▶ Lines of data
• • •

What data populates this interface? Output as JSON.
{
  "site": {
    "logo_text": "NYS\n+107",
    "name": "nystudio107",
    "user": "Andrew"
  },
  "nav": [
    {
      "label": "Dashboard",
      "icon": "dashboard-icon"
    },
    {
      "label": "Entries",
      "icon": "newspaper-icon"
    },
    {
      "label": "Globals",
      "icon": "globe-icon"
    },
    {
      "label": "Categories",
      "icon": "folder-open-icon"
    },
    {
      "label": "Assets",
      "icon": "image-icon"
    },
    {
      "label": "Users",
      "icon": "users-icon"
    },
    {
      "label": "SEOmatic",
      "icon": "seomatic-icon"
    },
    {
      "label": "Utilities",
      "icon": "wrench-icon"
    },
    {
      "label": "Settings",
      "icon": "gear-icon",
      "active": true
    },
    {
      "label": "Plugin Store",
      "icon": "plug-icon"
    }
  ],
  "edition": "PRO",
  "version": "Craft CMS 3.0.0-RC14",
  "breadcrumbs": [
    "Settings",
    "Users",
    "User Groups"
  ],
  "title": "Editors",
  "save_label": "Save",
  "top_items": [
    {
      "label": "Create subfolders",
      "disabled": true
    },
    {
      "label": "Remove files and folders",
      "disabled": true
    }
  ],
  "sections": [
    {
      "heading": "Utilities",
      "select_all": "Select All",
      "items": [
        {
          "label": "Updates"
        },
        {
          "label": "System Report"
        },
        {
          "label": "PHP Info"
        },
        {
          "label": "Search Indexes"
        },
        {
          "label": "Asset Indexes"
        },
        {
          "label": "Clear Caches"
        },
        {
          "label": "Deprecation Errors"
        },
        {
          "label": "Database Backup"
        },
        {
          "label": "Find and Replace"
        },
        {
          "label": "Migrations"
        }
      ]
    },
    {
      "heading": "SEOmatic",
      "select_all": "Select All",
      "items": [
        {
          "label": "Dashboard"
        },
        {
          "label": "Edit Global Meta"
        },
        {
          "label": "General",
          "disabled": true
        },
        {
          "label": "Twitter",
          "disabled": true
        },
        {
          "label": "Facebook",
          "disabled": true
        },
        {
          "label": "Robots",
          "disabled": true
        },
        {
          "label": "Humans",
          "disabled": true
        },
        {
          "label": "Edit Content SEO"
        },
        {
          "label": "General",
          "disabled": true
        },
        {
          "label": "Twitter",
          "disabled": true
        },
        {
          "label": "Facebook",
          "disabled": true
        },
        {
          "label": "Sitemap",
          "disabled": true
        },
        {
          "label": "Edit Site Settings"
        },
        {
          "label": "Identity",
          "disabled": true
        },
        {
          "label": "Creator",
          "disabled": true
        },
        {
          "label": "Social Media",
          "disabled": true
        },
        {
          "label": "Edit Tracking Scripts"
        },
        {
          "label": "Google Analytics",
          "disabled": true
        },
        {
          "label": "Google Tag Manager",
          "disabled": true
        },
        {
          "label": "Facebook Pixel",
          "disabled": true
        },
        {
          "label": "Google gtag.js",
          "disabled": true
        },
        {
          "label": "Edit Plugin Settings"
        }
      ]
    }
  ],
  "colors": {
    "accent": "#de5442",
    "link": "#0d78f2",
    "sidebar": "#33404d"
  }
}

• • •

▶ TASK TO COMPLETE
Please reproduce the entire listing, exactly as shown.

▶ PROBLEM SOLUTION
What data populates this interface? Output as JSON.
{
  "site": {
    "logo_text": "NYS\n+107",
    "name": "nystudio107",
    "user": "Andrew"
  },
  "nav": [
    {
      "label": "Dashboard",
      "icon": "dashboard-icon"
    },
    {
      "label": "Entries",
      "icon": "newspaper-icon"
    },
    {
      "label": "Globals",
      "icon": "globe-icon"
    },
    {
      "label": "Categories",
      "icon": "folder-open-icon"
    },
    {
      "label": "Assets",
      "icon": "image-icon"
    },
    {
      "label": "Users",
      "icon": "users-icon"
    },
    {
      "label": "SEOmatic",
      "icon": "seomatic-icon"
    },
    {
      "label": "Utilities",
      "icon": "wrench-icon"
    },
    {
      "label": "Settings",
      "icon": "gear-icon",
      "active": true
    },
    {
      "label": "Plugin Store",
      "icon": "plug-icon"
    }
  ],
  "edition": "PRO",
  "version": "Craft CMS 3.0.0-RC14",
  "breadcrumbs": [
    "Settings",
    "Users",
    "User Groups"
  ],
  "title": "Editors",
  "save_label": "Save",
  "top_items": [
    {
      "label": "Create subfolders",
      "disabled": true
    },
    {
      "label": "Remove files and folders",
      "disabled": true
    }
  ],
  "sections": [
    {
      "heading": "Utilities",
      "select_all": "Select All",
      "items": [
        {
          "label": "Updates"
        },
        {
          "label": "System Report"
        },
        {
          "label": "PHP Info"
        },
        {
          "label": "Search Indexes"
        },
        {
          "label": "Asset Indexes"
        },
        {
          "label": "Clear Caches"
        },
        {
          "label": "Deprecation Errors"
        },
        {
          "label": "Database Backup"
        },
        {
          "label": "Find and Replace"
        },
        {
          "label": "Migrations"
        }
      ]
    },
    {
      "heading": "SEOmatic",
      "select_all": "Select All",
      "items": [
        {
          "label": "Dashboard"
        },
        {
          "label": "Edit Global Meta"
        },
        {
          "label": "General",
          "disabled": true
        },
        {
          "label": "Twitter",
          "disabled": true
        },
        {
          "label": "Facebook",
          "disabled": true
        },
        {
          "label": "Robots",
          "disabled": true
        },
        {
          "label": "Humans",
          "disabled": true
        },
        {
          "label": "Edit Content SEO"
        },
        {
          "label": "General",
          "disabled": true
        },
        {
          "label": "Twitter",
          "disabled": true
        },
        {
          "label": "Facebook",
          "disabled": true
        },
        {
          "label": "Sitemap",
          "disabled": true
        },
        {
          "label": "Edit Site Settings"
        },
        {
          "label": "Identity",
          "disabled": true
        },
        {
          "label": "Creator",
          "disabled": true
        },
        {
          "label": "Social Media",
          "disabled": true
        },
        {
          "label": "Edit Tracking Scripts"
        },
        {
          "label": "Google Analytics",
          "disabled": true
        },
        {
          "label": "Google Tag Manager",
          "disabled": true
        },
        {
          "label": "Facebook Pixel",
          "disabled": true
        },
        {
          "label": "Google gtag.js",
          "disabled": true
        },
        {
          "label": "Edit Plugin Settings"
        }
      ]
    }
  ],
  "colors": {
    "accent": "#de5442",
    "link": "#0d78f2",
    "sidebar": "#33404d"
  }
}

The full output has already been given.